**Description of the task**
Reproduce the lines of the records verbatim, from the start of the records through the line containing "- data-label: 4%: [926, 663, 937, 671]", inclusive.

**Listing**
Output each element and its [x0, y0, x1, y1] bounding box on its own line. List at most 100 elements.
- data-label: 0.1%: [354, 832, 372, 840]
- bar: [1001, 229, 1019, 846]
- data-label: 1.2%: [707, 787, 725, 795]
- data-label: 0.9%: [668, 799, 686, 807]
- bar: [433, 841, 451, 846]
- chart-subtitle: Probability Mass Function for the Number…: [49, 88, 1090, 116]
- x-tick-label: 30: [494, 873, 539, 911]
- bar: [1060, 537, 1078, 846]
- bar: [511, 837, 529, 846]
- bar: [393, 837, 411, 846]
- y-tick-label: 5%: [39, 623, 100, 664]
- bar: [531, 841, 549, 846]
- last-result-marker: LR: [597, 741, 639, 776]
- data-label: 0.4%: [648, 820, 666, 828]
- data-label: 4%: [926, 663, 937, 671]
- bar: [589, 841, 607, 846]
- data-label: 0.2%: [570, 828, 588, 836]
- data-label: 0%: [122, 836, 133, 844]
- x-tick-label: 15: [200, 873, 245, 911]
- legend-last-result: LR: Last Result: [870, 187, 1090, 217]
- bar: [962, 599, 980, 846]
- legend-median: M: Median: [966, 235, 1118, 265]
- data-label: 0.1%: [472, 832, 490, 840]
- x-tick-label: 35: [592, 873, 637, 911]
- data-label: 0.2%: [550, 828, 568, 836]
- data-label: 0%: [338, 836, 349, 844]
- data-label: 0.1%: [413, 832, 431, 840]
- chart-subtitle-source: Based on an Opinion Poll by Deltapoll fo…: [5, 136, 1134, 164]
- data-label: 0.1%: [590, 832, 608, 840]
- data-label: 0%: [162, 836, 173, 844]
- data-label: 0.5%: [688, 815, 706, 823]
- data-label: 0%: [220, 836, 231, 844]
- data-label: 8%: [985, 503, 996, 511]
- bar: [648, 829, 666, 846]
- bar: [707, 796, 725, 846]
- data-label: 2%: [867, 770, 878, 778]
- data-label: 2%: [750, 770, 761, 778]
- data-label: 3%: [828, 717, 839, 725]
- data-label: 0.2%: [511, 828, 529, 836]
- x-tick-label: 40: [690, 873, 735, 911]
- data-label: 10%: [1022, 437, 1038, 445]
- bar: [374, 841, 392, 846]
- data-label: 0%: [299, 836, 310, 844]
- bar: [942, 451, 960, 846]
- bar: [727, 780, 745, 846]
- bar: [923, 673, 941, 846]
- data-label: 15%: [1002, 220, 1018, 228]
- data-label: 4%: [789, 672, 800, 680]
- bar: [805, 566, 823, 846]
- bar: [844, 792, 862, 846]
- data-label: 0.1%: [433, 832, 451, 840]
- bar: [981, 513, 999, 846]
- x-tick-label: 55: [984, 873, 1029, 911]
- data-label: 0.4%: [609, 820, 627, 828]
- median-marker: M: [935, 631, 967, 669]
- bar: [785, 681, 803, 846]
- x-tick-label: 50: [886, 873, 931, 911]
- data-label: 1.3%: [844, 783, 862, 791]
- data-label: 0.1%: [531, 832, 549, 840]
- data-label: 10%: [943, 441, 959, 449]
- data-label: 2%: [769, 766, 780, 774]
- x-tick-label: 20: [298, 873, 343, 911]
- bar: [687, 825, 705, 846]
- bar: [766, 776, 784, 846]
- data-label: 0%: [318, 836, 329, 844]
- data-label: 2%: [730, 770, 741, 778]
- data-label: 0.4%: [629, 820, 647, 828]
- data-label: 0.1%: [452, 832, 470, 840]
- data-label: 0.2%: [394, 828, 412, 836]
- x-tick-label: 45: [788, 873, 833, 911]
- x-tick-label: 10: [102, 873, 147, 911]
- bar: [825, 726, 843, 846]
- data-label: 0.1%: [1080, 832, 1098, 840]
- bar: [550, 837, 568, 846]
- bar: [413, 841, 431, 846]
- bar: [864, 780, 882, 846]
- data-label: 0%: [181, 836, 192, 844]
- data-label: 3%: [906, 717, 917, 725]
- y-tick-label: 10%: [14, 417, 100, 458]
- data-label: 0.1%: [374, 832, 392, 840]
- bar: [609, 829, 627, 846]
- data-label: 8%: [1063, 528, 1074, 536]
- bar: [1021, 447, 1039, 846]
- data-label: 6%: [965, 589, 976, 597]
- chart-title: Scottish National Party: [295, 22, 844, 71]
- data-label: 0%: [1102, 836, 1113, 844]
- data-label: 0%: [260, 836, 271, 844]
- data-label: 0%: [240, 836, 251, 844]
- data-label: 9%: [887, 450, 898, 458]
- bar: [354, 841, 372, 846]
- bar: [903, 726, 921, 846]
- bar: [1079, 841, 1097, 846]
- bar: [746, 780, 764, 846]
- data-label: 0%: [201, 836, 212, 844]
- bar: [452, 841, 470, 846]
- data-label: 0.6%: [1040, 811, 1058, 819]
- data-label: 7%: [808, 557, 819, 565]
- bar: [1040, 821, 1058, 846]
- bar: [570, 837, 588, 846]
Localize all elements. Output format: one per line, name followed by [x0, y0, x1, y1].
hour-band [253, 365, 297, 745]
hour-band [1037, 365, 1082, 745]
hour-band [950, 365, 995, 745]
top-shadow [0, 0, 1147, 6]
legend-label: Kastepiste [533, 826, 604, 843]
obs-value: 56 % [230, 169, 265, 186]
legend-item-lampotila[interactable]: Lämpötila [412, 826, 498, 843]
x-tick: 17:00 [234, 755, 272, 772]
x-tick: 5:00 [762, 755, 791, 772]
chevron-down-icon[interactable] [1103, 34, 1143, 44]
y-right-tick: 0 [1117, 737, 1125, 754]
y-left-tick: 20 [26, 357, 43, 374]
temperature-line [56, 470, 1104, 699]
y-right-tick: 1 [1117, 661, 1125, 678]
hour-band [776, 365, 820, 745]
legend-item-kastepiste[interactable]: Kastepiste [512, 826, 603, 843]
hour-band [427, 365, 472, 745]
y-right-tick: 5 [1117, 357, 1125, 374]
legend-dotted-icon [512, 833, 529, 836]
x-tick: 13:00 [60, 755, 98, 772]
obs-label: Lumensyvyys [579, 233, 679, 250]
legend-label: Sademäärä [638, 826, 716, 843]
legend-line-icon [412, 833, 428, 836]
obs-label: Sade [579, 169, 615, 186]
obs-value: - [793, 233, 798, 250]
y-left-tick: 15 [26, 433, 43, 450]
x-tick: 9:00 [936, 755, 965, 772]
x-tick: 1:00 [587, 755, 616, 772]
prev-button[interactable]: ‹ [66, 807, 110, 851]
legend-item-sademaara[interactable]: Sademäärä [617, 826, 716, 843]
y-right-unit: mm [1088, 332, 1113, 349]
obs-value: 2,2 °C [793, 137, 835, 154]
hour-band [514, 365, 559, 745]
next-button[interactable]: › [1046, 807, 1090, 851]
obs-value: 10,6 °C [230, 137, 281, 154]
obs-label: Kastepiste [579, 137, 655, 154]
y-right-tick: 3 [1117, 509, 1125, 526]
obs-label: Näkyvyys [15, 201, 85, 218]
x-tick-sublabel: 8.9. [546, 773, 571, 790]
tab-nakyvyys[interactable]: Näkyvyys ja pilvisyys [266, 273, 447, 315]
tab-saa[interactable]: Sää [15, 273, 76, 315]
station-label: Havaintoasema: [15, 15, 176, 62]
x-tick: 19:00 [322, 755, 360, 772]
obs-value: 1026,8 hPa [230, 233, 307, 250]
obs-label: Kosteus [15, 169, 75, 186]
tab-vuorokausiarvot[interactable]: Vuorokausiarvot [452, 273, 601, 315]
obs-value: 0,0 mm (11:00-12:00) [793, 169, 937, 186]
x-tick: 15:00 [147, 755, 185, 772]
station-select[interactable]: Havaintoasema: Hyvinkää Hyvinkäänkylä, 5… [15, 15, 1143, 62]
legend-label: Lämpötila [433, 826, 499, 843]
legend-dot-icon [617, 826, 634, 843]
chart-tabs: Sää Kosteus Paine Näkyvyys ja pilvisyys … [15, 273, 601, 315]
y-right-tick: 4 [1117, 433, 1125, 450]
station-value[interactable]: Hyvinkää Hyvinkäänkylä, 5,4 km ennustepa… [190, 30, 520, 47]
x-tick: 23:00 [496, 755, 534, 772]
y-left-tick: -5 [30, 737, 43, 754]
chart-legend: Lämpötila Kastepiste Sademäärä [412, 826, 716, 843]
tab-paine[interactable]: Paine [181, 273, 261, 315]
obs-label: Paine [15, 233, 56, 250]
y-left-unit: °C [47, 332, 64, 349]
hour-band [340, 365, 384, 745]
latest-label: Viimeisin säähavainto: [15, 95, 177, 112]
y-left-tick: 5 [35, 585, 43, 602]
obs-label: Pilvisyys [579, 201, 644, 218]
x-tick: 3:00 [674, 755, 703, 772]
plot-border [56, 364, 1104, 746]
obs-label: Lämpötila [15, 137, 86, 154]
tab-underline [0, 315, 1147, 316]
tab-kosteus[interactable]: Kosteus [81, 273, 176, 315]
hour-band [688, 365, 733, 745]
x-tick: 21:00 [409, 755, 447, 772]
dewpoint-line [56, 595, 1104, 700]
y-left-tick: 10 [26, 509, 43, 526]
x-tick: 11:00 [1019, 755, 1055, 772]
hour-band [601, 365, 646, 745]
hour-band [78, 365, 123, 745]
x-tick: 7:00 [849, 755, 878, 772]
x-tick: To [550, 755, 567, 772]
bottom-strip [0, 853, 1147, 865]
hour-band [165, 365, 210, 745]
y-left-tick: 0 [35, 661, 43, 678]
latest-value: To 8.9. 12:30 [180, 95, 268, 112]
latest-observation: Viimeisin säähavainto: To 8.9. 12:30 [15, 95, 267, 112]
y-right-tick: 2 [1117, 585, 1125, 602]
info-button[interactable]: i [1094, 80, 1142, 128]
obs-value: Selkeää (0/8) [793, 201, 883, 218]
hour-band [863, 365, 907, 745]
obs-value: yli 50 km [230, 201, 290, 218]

**Response**
Output each element and its [x0, y0, x1, y1] bounding box on its own line. List at most 100 elements.
- data-label: 0.1%: [354, 832, 372, 840]
- bar: [1001, 229, 1019, 846]
- data-label: 1.2%: [707, 787, 725, 795]
- data-label: 0.9%: [668, 799, 686, 807]
- bar: [433, 841, 451, 846]
- chart-subtitle: Probability Mass Function for the Number…: [49, 88, 1090, 116]
- x-tick-label: 30: [494, 873, 539, 911]
- bar: [1060, 537, 1078, 846]
- bar: [511, 837, 529, 846]
- bar: [393, 837, 411, 846]
- y-tick-label: 5%: [39, 623, 100, 664]
- bar: [531, 841, 549, 846]
- last-result-marker: LR: [597, 741, 639, 776]
- data-label: 0.4%: [648, 820, 666, 828]
- data-label: 4%: [926, 663, 937, 671]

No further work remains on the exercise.